-- START Material to process --
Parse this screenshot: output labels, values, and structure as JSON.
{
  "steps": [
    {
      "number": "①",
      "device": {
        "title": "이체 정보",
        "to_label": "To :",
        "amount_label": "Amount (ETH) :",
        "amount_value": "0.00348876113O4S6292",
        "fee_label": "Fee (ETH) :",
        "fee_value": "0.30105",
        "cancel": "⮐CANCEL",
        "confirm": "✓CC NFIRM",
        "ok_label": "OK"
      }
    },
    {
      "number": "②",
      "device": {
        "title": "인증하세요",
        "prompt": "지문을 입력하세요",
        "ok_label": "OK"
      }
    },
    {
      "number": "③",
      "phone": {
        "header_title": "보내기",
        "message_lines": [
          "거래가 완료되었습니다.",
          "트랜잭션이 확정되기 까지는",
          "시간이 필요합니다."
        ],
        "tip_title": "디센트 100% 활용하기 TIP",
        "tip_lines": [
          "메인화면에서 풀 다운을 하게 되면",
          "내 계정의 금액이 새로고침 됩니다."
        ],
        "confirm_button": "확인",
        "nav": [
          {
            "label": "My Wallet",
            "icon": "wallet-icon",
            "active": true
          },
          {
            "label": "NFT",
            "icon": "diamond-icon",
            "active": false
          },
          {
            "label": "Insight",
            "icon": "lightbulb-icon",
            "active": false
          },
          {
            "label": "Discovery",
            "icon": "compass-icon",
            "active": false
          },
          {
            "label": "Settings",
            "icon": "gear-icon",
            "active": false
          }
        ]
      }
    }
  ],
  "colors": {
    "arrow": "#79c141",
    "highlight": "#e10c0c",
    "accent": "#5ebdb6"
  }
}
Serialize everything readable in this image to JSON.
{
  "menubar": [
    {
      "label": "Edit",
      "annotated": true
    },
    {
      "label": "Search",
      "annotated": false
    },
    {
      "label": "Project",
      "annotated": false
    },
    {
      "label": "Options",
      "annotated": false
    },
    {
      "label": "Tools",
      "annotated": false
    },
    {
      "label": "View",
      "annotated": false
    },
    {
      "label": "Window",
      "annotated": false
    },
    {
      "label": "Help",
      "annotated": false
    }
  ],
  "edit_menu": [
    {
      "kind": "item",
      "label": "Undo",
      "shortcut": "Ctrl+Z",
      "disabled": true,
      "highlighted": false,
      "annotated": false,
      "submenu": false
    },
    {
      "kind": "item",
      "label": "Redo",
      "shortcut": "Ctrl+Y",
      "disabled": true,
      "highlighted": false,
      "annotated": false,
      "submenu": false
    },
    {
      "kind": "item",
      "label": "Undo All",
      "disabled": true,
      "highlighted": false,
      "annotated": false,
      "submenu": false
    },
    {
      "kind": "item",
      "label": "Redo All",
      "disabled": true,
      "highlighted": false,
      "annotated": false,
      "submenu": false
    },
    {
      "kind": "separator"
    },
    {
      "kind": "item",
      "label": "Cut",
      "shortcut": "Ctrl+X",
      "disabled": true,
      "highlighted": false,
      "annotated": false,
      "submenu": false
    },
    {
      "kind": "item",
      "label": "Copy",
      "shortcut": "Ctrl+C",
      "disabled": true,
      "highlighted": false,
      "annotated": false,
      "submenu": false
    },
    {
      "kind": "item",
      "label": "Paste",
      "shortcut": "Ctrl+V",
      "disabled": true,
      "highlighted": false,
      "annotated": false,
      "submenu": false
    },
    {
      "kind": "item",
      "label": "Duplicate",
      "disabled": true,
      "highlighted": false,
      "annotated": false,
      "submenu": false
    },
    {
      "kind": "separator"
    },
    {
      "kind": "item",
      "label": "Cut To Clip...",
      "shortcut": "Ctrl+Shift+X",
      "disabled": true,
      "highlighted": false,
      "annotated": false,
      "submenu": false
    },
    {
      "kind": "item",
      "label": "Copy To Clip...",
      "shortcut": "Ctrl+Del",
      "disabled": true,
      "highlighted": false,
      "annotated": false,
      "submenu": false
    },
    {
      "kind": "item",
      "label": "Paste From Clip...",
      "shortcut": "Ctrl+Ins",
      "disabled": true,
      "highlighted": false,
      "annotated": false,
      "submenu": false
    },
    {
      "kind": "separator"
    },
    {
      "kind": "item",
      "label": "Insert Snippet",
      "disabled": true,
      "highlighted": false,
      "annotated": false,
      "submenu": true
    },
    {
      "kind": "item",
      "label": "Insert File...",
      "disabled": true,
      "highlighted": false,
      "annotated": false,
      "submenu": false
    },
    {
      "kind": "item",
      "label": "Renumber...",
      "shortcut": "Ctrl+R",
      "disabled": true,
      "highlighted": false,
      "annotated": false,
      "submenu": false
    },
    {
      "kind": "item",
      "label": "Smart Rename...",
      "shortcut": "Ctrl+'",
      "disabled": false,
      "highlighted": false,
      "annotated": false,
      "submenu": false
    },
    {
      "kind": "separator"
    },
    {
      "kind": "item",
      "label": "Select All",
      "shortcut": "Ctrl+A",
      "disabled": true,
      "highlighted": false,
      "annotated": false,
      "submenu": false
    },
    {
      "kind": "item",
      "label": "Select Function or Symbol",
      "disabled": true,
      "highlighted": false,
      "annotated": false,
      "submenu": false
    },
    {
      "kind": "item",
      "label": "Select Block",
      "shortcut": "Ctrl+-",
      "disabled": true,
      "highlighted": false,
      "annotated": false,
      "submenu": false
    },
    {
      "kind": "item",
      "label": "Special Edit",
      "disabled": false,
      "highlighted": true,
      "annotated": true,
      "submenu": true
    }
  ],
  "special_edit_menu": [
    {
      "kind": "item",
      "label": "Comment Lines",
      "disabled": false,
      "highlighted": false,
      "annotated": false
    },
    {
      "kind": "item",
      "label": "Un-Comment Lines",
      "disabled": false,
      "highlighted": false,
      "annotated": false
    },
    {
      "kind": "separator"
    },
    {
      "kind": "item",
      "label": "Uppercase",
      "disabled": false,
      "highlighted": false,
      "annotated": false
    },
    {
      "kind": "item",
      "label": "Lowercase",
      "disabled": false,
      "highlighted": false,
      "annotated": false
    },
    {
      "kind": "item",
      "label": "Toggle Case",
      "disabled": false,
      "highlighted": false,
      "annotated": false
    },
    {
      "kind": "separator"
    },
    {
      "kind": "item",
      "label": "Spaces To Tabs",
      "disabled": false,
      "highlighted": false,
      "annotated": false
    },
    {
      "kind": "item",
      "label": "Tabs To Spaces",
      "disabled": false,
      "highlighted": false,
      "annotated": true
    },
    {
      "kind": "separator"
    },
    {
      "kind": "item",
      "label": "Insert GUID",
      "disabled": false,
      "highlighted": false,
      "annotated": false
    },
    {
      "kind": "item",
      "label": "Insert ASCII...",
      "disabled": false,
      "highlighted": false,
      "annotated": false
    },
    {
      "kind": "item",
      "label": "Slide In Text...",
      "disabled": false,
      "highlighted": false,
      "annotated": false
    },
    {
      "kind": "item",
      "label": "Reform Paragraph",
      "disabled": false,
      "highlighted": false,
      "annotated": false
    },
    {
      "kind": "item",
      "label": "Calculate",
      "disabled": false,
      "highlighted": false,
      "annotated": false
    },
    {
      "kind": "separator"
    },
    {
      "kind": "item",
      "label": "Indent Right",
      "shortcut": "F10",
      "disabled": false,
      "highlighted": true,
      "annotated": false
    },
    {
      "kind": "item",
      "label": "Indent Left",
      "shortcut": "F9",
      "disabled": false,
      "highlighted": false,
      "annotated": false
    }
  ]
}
-- END Material to process --
◆ Task prompt
The records above should be returned exactly.

◆ The reply
Parse this screenshot: output labels, values, and structure as JSON.
{
  "steps": [
    {
      "number": "①",
      "device": {
        "title": "이체 정보",
        "to_label": "To :",
        "amount_label": "Amount (ETH) :",
        "amount_value": "0.00348876113O4S6292",
        "fee_label": "Fee (ETH) :",
        "fee_value": "0.30105",
        "cancel": "⮐CANCEL",
        "confirm": "✓CC NFIRM",
        "ok_label": "OK"
      }
    },
    {
      "number": "②",
      "device": {
        "title": "인증하세요",
        "prompt": "지문을 입력하세요",
        "ok_label": "OK"
      }
    },
    {
      "number": "③",
      "phone": {
        "header_title": "보내기",
        "message_lines": [
          "거래가 완료되었습니다.",
          "트랜잭션이 확정되기 까지는",
          "시간이 필요합니다."
        ],
        "tip_title": "디센트 100% 활용하기 TIP",
        "tip_lines": [
          "메인화면에서 풀 다운을 하게 되면",
          "내 계정의 금액이 새로고침 됩니다."
        ],
        "confirm_button": "확인",
        "nav": [
          {
            "label": "My Wallet",
            "icon": "wallet-icon",
            "active": true
          },
          {
            "label": "NFT",
            "icon": "diamond-icon",
            "active": false
          },
          {
            "label": "Insight",
            "icon": "lightbulb-icon",
            "active": false
          },
          {
            "label": "Discovery",
            "icon": "compass-icon",
            "active": false
          },
          {
            "label": "Settings",
            "icon": "gear-icon",
            "active": false
          }
        ]
      }
    }
  ],
  "colors": {
    "arrow": "#79c141",
    "highlight": "#e10c0c",
    "accent": "#5ebdb6"
  }
}
Serialize everything readable in this image to JSON.
{
  "menubar": [
    {
      "label": "Edit",
      "annotated": true
    },
    {
      "label": "Search",
      "annotated": false
    },
    {
      "label": "Project",
      "annotated": false
    },
    {
      "label": "Options",
      "annotated": false
    },
    {
      "label": "Tools",
      "annotated": false
    },
    {
      "label": "View",
      "annotated": false
    },
    {
      "label": "Window",
      "annotated": false
    },
    {
      "label": "Help",
      "annotated": false
    }
  ],
  "edit_menu": [
    {
      "kind": "item",
      "label": "Undo",
      "shortcut": "Ctrl+Z",
      "disabled": true,
      "highlighted": false,
      "annotated": false,
      "submenu": false
    },
    {
      "kind": "item",
      "label": "Redo",
      "shortcut": "Ctrl+Y",
      "disabled": true,
      "highlighted": false,
      "annotated": false,
      "submenu": false
    },
    {
      "kind": "item",
      "label": "Undo All",
      "disabled": true,
      "highlighted": false,
      "annotated": false,
      "submenu": false
    },
    {
      "kind": "item",
      "label": "Redo All",
      "disabled": true,
      "highlighted": false,
      "annotated": false,
      "submenu": false
    },
    {
      "kind": "separator"
    },
    {
      "kind": "item",
      "label": "Cut",
      "shortcut": "Ctrl+X",
      "disabled": true,
      "highlighted": false,
      "annotated": false,
      "submenu": false
    },
    {
      "kind": "item",
      "label": "Copy",
      "shortcut": "Ctrl+C",
      "disabled": true,
      "highlighted": false,
      "annotated": false,
      "submenu": false
    },
    {
      "kind": "item",
      "label": "Paste",
      "shortcut": "Ctrl+V",
      "disabled": true,
      "highlighted": false,
      "annotated": false,
      "submenu": false
    },
    {
      "kind": "item",
      "label": "Duplicate",
      "disabled": true,
      "highlighted": false,
      "annotated": false,
      "submenu": false
    },
    {
      "kind": "separator"
    },
    {
      "kind": "item",
      "label": "Cut To Clip...",
      "shortcut": "Ctrl+Shift+X",
      "disabled": true,
      "highlighted": false,
      "annotated": false,
      "submenu": false
    },
    {
      "kind": "item",
      "label": "Copy To Clip...",
      "shortcut": "Ctrl+Del",
      "disabled": true,
      "highlighted": false,
      "annotated": false,
      "submenu": false
    },
    {
      "kind": "item",
      "label": "Paste From Clip...",
      "shortcut": "Ctrl+Ins",
      "disabled": true,
      "highlighted": false,
      "annotated": false,
      "submenu": false
    },
    {
      "kind": "separator"
    },
    {
      "kind": "item",
      "label": "Insert Snippet",
      "disabled": true,
      "highlighted": false,
      "annotated": false,
      "submenu": true
    },
    {
      "kind": "item",
      "label": "Insert File...",
      "disabled": true,
      "highlighted": false,
      "annotated": false,
      "submenu": false
    },
    {
      "kind": "item",
      "label": "Renumber...",
      "shortcut": "Ctrl+R",
      "disabled": true,
      "highlighted": false,
      "annotated": false,
      "submenu": false
    },
    {
      "kind": "item",
      "label": "Smart Rename...",
      "shortcut": "Ctrl+'",
      "disabled": false,
      "highlighted": false,
      "annotated": false,
      "submenu": false
    },
    {
      "kind": "separator"
    },
    {
      "kind": "item",
      "label": "Select All",
      "shortcut": "Ctrl+A",
      "disabled": true,
      "highlighted": false,
      "annotated": false,
      "submenu": false
    },
    {
      "kind": "item",
      "label": "Select Function or Symbol",
      "disabled": true,
      "highlighted": false,
      "annotated": false,
      "submenu": false
    },
    {
      "kind": "item",
      "label": "Select Block",
      "shortcut": "Ctrl+-",
      "disabled": true,
      "highlighted": false,
      "annotated": false,
      "submenu": false
    },
    {
      "kind": "item",
      "label": "Special Edit",
      "disabled": false,
      "highlighted": true,
      "annotated": true,
      "submenu": true
    }
  ],
  "special_edit_menu": [
    {
      "kind": "item",
      "label": "Comment Lines",
      "disabled": false,
      "highlighted": false,
      "annotated": false
    },
    {
      "kind": "item",
      "label": "Un-Comment Lines",
      "disabled": false,
      "highlighted": false,
      "annotated": false
    },
    {
      "kind": "separator"
    },
    {
      "kind": "item",
      "label": "Uppercase",
      "disabled": false,
      "highlighted": false,
      "annotated": false
    },
    {
      "kind": "item",
      "label": "Lowercase",
      "disabled": false,
      "highlighted": false,
      "annotated": false
    },
    {
      "kind": "item",
      "label": "Toggle Case",
      "disabled": false,
      "highlighted": false,
      "annotated": false
    },
    {
      "kind": "separator"
    },
    {
      "kind": "item",
      "label": "Spaces To Tabs",
      "disabled": false,
      "highlighted": false,
      "annotated": false
    },
    {
      "kind": "item",
      "label": "Tabs To Spaces",
      "disabled": false,
      "highlighted": false,
      "annotated": true
    },
    {
      "kind": "separator"
    },
    {
      "kind": "item",
      "label": "Insert GUID",
      "disabled": false,
      "highlighted": false,
      "annotated": false
    },
    {
      "kind": "item",
      "label": "Insert ASCII...",
      "disabled": false,
      "highlighted": false,
      "annotated": false
    },
    {
      "kind": "item",
      "label": "Slide In Text...",
      "disabled": false,
      "highlighted": false,
      "annotated": false
    },
    {
      "kind": "item",
      "label": "Reform Paragraph",
      "disabled": false,
      "highlighted": false,
      "annotated": false
    },
    {
      "kind": "item",
      "label": "Calculate",
      "disabled": false,
      "highlighted": false,
      "annotated": false
    },
    {
      "kind": "separator"
    },
    {
      "kind": "item",
      "label": "Indent Right",
      "shortcut": "F10",
      "disabled": false,
      "highlighted": true,
      "annotated": false
    },
    {
      "kind": "item",
      "label": "Indent Left",
      "shortcut": "F9",
      "disabled": false,
      "highlighted": false,
      "annotated": false
    }
  ]
}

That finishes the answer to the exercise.